Exercise requirements: Count every line that has "text" in it and give the total, nothing more.

(Records contained in a dataset)
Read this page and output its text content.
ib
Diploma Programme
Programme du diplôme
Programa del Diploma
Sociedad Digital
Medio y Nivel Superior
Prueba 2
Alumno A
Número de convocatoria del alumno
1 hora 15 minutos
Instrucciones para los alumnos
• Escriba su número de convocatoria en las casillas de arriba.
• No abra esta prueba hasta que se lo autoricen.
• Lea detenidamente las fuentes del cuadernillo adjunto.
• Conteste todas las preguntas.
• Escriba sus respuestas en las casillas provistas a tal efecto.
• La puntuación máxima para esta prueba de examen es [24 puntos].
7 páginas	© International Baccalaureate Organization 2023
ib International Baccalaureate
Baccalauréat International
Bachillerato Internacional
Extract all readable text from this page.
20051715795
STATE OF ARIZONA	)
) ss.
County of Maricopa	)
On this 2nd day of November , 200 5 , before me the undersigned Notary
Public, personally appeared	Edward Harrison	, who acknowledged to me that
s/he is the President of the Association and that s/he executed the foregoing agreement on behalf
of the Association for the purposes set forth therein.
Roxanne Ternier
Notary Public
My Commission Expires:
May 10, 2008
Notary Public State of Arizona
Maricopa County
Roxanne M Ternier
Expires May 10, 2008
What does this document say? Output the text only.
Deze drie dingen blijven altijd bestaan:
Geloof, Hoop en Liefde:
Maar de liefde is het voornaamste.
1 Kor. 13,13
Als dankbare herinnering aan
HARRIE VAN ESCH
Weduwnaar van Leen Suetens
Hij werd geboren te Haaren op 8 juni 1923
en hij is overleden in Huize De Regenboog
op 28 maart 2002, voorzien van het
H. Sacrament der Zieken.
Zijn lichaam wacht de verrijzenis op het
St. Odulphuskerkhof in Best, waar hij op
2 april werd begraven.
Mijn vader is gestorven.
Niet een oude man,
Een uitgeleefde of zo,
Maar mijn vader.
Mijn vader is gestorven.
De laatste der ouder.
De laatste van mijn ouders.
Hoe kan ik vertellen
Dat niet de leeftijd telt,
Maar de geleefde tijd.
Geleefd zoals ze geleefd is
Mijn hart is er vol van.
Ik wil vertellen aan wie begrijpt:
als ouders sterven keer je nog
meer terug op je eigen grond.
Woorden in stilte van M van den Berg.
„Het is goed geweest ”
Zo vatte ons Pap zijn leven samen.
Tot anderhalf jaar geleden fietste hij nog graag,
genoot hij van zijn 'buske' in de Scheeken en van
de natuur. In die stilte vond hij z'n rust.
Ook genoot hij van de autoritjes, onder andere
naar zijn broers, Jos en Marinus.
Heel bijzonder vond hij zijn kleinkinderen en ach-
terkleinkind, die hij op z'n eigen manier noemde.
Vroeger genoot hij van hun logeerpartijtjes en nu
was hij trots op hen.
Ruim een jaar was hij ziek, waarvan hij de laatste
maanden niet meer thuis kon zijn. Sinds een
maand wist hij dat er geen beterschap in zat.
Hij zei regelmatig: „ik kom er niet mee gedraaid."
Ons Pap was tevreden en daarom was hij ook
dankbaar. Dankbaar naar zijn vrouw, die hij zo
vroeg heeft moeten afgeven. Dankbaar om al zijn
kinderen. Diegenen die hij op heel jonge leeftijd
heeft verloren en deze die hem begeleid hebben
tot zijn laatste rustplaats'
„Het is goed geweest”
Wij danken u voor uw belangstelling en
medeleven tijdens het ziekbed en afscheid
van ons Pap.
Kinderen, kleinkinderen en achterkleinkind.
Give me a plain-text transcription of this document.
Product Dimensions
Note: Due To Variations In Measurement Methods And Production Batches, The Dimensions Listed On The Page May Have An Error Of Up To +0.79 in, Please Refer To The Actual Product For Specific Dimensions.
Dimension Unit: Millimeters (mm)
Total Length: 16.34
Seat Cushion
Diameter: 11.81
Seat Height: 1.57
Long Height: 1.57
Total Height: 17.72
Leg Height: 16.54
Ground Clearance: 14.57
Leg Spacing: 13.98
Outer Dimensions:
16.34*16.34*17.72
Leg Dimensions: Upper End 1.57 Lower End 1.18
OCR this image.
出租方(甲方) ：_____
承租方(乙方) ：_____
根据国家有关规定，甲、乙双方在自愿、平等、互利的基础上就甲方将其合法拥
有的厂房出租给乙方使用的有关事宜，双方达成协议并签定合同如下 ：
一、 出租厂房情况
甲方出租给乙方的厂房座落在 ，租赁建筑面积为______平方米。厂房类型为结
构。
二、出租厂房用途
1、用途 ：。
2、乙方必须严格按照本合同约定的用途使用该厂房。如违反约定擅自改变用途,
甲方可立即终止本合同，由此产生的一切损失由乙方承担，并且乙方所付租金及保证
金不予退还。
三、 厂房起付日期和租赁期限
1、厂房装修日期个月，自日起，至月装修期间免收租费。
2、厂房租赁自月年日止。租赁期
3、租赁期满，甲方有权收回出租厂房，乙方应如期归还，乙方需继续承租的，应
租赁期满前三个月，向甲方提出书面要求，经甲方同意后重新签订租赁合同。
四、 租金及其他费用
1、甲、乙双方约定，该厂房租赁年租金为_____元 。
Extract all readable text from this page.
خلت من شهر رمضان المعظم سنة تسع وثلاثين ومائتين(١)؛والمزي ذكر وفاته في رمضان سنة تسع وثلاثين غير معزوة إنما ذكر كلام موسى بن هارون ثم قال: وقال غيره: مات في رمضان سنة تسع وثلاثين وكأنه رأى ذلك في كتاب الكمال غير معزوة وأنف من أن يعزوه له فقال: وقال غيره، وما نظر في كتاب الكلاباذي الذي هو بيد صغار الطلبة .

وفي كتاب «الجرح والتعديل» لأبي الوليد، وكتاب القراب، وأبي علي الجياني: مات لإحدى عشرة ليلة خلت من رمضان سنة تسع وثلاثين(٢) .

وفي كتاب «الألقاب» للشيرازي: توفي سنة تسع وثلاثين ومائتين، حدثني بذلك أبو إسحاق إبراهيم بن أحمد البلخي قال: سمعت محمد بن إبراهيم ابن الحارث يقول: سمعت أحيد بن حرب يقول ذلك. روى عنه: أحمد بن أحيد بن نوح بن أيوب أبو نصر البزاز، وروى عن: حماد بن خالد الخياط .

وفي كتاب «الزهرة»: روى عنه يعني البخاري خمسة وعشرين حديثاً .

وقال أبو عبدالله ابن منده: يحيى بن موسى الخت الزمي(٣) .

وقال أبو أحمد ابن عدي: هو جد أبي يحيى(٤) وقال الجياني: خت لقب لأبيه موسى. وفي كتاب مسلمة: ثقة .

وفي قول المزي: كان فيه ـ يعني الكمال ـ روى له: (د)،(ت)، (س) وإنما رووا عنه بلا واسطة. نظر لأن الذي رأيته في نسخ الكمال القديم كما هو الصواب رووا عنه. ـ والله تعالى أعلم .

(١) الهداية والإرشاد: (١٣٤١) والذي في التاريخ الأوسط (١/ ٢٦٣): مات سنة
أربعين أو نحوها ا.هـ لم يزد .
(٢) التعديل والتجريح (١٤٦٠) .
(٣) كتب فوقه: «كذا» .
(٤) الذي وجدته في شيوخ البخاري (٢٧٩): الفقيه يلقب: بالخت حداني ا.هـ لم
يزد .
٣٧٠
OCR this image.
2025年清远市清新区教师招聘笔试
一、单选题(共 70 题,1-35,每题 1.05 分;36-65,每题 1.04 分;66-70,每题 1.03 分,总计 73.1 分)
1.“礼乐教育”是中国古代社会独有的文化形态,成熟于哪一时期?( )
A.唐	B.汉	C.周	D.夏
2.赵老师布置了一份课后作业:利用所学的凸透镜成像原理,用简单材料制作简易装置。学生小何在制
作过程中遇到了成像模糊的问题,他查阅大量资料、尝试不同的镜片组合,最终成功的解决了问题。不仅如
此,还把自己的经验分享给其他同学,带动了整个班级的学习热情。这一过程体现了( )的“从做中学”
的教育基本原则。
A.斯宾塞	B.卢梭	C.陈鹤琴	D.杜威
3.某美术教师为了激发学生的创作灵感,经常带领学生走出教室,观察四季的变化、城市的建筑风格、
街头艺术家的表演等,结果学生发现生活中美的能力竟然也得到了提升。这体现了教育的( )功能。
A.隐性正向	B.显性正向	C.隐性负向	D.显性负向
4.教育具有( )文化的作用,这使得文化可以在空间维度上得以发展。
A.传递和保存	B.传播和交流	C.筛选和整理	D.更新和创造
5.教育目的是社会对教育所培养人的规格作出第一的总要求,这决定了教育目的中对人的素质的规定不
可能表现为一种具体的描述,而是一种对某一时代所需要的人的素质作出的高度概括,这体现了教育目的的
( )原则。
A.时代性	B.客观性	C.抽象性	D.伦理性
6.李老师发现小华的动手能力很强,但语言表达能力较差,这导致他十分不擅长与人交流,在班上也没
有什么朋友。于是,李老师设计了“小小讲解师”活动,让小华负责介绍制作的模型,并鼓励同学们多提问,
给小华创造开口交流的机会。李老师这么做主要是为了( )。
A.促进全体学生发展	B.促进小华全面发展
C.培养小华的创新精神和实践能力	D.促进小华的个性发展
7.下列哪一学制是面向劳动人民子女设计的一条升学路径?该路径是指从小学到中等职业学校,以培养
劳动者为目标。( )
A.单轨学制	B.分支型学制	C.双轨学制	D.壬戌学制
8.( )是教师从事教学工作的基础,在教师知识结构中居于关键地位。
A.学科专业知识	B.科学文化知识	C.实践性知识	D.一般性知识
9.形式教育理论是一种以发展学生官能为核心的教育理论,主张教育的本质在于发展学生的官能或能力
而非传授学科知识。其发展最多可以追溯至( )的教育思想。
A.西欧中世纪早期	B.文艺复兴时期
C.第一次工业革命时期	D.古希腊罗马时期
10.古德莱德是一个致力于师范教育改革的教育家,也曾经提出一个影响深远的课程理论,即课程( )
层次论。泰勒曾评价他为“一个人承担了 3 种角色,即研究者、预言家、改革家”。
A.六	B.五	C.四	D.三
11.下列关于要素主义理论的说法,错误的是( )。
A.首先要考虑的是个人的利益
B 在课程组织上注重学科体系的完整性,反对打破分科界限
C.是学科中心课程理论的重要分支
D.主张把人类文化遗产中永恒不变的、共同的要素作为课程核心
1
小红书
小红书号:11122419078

Written response: 5